**STATED PROBLEM:** Pick every line with "name" from the material below.

(Stored entries)
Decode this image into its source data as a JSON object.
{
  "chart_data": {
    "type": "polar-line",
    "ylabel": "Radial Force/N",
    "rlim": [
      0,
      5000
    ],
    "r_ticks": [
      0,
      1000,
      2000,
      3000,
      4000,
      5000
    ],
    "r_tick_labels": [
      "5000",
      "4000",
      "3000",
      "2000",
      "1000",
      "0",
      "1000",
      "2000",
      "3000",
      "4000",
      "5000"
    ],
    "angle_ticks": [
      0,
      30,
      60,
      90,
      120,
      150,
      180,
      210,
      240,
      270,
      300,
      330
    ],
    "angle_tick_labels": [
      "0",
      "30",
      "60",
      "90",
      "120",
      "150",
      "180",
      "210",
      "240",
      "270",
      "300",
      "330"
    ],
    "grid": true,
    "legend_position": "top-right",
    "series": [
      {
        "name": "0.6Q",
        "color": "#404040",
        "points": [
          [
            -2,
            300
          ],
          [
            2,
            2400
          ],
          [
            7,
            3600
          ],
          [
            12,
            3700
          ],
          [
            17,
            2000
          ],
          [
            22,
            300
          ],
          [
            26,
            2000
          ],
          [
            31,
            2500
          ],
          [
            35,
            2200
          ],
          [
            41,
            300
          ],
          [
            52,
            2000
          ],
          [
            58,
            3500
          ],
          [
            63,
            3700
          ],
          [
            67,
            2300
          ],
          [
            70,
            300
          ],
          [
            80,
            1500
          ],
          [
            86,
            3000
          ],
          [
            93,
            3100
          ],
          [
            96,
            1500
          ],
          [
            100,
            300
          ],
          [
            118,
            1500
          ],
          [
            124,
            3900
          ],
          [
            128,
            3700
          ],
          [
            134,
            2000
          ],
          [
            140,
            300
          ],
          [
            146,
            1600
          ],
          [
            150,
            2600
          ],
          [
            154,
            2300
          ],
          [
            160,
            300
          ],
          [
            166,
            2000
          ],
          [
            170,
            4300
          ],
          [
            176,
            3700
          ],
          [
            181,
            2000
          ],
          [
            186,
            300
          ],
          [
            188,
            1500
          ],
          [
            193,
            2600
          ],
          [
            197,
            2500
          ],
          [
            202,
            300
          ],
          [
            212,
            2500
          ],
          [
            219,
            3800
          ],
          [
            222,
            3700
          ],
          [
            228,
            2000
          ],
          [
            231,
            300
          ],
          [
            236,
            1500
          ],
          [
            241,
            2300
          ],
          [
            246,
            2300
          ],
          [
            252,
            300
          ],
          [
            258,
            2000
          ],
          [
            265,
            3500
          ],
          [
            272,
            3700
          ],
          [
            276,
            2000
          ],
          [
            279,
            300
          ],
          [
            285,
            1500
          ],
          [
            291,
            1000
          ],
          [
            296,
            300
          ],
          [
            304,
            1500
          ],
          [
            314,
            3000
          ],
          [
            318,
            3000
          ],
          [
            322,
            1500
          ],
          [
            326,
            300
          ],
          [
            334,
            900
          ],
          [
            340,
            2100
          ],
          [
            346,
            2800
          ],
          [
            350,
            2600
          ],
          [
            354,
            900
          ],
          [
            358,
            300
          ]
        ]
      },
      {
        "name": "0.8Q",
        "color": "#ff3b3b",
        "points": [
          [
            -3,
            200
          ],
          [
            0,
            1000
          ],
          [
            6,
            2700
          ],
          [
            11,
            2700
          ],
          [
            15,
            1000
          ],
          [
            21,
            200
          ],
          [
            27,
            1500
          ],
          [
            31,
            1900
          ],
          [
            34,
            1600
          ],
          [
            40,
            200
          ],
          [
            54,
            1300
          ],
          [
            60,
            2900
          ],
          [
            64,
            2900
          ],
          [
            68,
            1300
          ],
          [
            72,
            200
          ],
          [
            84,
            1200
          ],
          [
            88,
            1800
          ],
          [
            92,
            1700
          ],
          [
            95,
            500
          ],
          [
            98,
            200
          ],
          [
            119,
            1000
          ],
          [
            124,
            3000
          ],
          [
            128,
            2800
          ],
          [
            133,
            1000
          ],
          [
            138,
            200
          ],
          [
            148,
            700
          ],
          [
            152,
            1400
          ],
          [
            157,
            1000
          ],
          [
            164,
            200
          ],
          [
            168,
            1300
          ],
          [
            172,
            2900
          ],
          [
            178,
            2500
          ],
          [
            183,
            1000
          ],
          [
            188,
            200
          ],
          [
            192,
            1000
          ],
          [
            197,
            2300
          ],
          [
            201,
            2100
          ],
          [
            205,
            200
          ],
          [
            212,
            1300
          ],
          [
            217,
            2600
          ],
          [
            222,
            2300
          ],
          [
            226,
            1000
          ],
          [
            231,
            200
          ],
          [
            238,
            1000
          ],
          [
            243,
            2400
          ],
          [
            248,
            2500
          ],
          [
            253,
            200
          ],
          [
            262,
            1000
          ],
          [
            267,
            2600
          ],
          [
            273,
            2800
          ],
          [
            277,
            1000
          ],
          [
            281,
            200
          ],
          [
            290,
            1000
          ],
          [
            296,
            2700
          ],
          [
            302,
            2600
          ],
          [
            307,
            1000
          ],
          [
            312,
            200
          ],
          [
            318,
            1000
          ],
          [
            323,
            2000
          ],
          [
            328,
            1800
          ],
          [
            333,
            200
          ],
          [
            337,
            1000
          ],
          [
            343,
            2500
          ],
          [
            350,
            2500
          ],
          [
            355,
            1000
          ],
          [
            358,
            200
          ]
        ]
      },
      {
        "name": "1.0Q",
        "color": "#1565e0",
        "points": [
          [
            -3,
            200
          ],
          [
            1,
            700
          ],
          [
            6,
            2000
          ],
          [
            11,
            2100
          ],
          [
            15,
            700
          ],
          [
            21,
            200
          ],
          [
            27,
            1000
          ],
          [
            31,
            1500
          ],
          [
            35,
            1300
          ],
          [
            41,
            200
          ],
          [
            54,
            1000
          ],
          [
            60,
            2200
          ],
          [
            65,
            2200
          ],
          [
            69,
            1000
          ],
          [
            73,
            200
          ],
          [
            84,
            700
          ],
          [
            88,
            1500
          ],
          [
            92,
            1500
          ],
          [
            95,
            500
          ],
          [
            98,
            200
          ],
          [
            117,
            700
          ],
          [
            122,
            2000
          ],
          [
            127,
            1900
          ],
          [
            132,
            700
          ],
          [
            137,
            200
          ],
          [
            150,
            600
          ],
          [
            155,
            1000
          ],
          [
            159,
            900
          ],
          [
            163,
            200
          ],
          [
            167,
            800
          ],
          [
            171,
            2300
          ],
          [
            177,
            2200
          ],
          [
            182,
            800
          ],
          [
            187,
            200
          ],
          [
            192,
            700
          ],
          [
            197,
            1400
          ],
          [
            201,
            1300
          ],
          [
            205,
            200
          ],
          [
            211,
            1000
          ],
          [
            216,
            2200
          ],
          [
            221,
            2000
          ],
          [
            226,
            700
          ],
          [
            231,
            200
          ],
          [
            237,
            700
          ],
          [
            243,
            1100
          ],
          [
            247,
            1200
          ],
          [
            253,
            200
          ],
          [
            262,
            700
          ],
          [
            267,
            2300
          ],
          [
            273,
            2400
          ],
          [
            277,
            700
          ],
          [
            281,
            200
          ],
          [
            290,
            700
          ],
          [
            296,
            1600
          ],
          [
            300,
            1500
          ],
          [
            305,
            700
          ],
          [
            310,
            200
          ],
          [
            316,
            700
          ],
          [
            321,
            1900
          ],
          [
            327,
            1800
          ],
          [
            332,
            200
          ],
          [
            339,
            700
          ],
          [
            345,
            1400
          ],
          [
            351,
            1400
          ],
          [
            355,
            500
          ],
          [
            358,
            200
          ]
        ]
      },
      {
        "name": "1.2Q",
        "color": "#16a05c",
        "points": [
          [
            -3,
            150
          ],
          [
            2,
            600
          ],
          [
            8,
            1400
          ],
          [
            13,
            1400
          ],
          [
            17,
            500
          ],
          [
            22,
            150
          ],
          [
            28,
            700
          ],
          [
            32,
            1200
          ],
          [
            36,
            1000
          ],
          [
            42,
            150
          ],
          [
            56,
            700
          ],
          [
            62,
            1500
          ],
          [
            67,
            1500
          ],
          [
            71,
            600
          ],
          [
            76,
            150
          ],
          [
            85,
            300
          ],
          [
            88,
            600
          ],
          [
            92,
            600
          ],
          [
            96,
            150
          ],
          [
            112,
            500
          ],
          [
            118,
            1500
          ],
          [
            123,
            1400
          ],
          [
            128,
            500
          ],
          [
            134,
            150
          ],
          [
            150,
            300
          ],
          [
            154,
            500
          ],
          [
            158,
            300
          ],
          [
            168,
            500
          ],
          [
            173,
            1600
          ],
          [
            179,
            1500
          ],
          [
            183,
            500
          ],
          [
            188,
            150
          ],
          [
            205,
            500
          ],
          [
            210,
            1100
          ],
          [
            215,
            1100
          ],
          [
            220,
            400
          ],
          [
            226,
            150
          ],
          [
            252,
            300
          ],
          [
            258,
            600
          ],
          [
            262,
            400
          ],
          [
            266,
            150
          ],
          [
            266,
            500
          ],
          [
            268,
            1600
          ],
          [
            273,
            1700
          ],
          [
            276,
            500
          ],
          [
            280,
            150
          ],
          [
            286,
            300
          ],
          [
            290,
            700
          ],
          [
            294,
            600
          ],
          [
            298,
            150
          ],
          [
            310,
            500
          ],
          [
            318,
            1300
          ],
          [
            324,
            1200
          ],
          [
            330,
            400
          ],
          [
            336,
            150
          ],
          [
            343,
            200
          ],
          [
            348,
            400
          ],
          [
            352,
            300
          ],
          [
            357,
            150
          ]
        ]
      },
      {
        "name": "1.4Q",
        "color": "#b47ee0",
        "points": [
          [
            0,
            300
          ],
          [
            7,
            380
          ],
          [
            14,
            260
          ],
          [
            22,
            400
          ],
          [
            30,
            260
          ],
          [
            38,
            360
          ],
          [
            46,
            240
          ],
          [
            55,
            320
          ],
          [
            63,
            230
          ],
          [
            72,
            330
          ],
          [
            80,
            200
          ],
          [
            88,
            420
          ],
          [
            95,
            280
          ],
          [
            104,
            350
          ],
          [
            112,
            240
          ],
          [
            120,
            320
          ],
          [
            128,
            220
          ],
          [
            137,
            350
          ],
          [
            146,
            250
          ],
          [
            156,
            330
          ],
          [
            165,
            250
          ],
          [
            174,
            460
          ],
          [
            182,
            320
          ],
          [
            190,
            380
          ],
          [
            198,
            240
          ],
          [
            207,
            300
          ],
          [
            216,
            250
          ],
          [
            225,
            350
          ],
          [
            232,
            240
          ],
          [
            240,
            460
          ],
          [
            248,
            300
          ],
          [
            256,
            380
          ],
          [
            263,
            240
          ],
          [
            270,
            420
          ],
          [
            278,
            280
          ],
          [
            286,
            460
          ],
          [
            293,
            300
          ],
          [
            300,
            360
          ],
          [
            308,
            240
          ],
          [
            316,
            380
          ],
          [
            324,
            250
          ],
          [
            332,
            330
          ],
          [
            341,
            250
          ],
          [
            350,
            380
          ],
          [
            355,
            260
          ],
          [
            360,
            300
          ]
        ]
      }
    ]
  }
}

**COMPLETED TASK:**
        "name": "0.6Q",
        "name": "0.8Q",
        "name": "1.0Q",
        "name": "1.2Q",
        "name": "1.4Q",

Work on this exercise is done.